● **Task**:
Set down every record once more, exactly as given.

● **Records for this task**:

——————

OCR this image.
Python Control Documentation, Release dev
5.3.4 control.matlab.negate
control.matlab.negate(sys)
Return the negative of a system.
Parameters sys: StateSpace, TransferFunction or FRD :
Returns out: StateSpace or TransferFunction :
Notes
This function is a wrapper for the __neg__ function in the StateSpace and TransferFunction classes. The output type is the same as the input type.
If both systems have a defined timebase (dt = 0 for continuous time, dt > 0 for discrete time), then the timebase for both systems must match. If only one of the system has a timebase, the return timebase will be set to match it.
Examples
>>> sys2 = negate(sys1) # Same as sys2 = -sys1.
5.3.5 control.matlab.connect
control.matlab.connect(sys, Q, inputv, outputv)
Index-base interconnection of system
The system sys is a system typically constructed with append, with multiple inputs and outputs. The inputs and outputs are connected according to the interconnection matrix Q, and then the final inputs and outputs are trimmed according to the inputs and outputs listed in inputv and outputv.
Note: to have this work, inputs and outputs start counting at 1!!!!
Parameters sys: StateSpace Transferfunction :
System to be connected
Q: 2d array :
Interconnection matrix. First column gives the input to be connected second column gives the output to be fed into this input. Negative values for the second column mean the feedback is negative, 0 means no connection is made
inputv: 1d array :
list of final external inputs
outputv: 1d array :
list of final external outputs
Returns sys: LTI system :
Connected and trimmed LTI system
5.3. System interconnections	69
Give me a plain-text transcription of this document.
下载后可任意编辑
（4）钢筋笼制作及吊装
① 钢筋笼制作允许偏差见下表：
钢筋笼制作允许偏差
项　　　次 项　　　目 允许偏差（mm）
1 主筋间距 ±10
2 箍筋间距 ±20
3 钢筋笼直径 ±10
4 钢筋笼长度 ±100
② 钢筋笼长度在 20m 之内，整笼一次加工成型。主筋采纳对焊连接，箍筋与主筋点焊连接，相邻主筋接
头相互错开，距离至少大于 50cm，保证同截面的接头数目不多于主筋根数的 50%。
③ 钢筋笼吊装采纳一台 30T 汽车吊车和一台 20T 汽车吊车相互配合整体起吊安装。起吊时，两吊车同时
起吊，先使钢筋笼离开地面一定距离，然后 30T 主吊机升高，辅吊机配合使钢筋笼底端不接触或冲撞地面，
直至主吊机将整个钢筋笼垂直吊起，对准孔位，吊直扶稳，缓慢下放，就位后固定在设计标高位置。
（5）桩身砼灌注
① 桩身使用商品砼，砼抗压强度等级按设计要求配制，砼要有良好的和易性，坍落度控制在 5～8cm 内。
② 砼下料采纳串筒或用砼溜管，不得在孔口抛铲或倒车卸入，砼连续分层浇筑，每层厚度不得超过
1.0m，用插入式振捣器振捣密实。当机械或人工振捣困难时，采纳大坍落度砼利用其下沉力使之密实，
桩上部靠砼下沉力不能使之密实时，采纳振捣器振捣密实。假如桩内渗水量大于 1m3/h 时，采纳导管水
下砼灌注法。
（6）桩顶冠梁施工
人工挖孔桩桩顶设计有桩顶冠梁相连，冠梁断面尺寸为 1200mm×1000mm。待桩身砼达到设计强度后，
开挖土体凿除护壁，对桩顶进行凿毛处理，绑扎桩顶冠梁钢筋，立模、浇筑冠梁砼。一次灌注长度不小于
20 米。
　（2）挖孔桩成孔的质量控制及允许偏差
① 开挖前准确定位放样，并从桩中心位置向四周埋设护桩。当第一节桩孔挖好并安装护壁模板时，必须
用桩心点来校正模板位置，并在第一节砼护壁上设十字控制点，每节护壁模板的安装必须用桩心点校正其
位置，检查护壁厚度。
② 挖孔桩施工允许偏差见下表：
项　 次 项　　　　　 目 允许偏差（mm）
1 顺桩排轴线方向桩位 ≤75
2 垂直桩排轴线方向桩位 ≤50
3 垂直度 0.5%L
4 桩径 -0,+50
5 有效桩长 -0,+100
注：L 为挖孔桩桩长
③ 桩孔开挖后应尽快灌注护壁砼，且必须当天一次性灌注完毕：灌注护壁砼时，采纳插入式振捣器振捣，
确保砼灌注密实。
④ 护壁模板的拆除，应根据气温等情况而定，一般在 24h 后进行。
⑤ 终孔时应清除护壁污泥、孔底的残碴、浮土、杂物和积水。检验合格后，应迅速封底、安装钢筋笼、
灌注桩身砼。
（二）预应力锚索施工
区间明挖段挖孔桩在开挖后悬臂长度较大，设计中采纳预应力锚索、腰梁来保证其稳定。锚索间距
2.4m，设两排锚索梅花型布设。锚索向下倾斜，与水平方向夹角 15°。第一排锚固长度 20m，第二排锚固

——————

● **Correct result**:
OCR this image.
Python Control Documentation, Release dev
5.3.4 control.matlab.negate
control.matlab.negate(sys)
Return the negative of a system.
Parameters sys: StateSpace, TransferFunction or FRD :
Returns out: StateSpace or TransferFunction :
Notes
This function is a wrapper for the __neg__ function in the StateSpace and TransferFunction classes. The output type is the same as the input type.
If both systems have a defined timebase (dt = 0 for continuous time, dt > 0 for discrete time), then the timebase for both systems must match. If only one of the system has a timebase, the return timebase will be set to match it.
Examples
>>> sys2 = negate(sys1) # Same as sys2 = -sys1.
5.3.5 control.matlab.connect
control.matlab.connect(sys, Q, inputv, outputv)
Index-base interconnection of system
The system sys is a system typically constructed with append, with multiple inputs and outputs. The inputs and outputs are connected according to the interconnection matrix Q, and then the final inputs and outputs are trimmed according to the inputs and outputs listed in inputv and outputv.
Note: to have this work, inputs and outputs start counting at 1!!!!
Parameters sys: StateSpace Transferfunction :
System to be connected
Q: 2d array :
Interconnection matrix. First column gives the input to be connected second column gives the output to be fed into this input. Negative values for the second column mean the feedback is negative, 0 means no connection is made
inputv: 1d array :
list of final external inputs
outputv: 1d array :
list of final external outputs
Returns sys: LTI system :
Connected and trimmed LTI system
5.3. System interconnections	69
Give me a plain-text transcription of this document.
下载后可任意编辑
（4）钢筋笼制作及吊装
① 钢筋笼制作允许偏差见下表：
钢筋笼制作允许偏差
项　　　次 项　　　目 允许偏差（mm）
1 主筋间距 ±10
2 箍筋间距 ±20
3 钢筋笼直径 ±10
4 钢筋笼长度 ±100
② 钢筋笼长度在 20m 之内，整笼一次加工成型。主筋采纳对焊连接，箍筋与主筋点焊连接，相邻主筋接
头相互错开，距离至少大于 50cm，保证同截面的接头数目不多于主筋根数的 50%。
③ 钢筋笼吊装采纳一台 30T 汽车吊车和一台 20T 汽车吊车相互配合整体起吊安装。起吊时，两吊车同时
起吊，先使钢筋笼离开地面一定距离，然后 30T 主吊机升高，辅吊机配合使钢筋笼底端不接触或冲撞地面，
直至主吊机将整个钢筋笼垂直吊起，对准孔位，吊直扶稳，缓慢下放，就位后固定在设计标高位置。
（5）桩身砼灌注
① 桩身使用商品砼，砼抗压强度等级按设计要求配制，砼要有良好的和易性，坍落度控制在 5～8cm 内。
② 砼下料采纳串筒或用砼溜管，不得在孔口抛铲或倒车卸入，砼连续分层浇筑，每层厚度不得超过
1.0m，用插入式振捣器振捣密实。当机械或人工振捣困难时，采纳大坍落度砼利用其下沉力使之密实，
桩上部靠砼下沉力不能使之密实时，采纳振捣器振捣密实。假如桩内渗水量大于 1m3/h 时，采纳导管水
下砼灌注法。
（6）桩顶冠梁施工
人工挖孔桩桩顶设计有桩顶冠梁相连，冠梁断面尺寸为 1200mm×1000mm。待桩身砼达到设计强度后，
开挖土体凿除护壁，对桩顶进行凿毛处理，绑扎桩顶冠梁钢筋，立模、浇筑冠梁砼。一次灌注长度不小于
20 米。
　（2）挖孔桩成孔的质量控制及允许偏差
① 开挖前准确定位放样，并从桩中心位置向四周埋设护桩。当第一节桩孔挖好并安装护壁模板时，必须
用桩心点来校正模板位置，并在第一节砼护壁上设十字控制点，每节护壁模板的安装必须用桩心点校正其
位置，检查护壁厚度。
② 挖孔桩施工允许偏差见下表：
项　 次 项　　　　　 目 允许偏差（mm）
1 顺桩排轴线方向桩位 ≤75
2 垂直桩排轴线方向桩位 ≤50
3 垂直度 0.5%L
4 桩径 -0,+50
5 有效桩长 -0,+100
注：L 为挖孔桩桩长
③ 桩孔开挖后应尽快灌注护壁砼，且必须当天一次性灌注完毕：灌注护壁砼时，采纳插入式振捣器振捣，
确保砼灌注密实。
④ 护壁模板的拆除，应根据气温等情况而定，一般在 24h 后进行。
⑤ 终孔时应清除护壁污泥、孔底的残碴、浮土、杂物和积水。检验合格后，应迅速封底、安装钢筋笼、
灌注桩身砼。
（二）预应力锚索施工
区间明挖段挖孔桩在开挖后悬臂长度较大，设计中采纳预应力锚索、腰梁来保证其稳定。锚索间距
2.4m，设两排锚索梅花型布设。锚索向下倾斜，与水平方向夹角 15°。第一排锚固长度 20m，第二排锚固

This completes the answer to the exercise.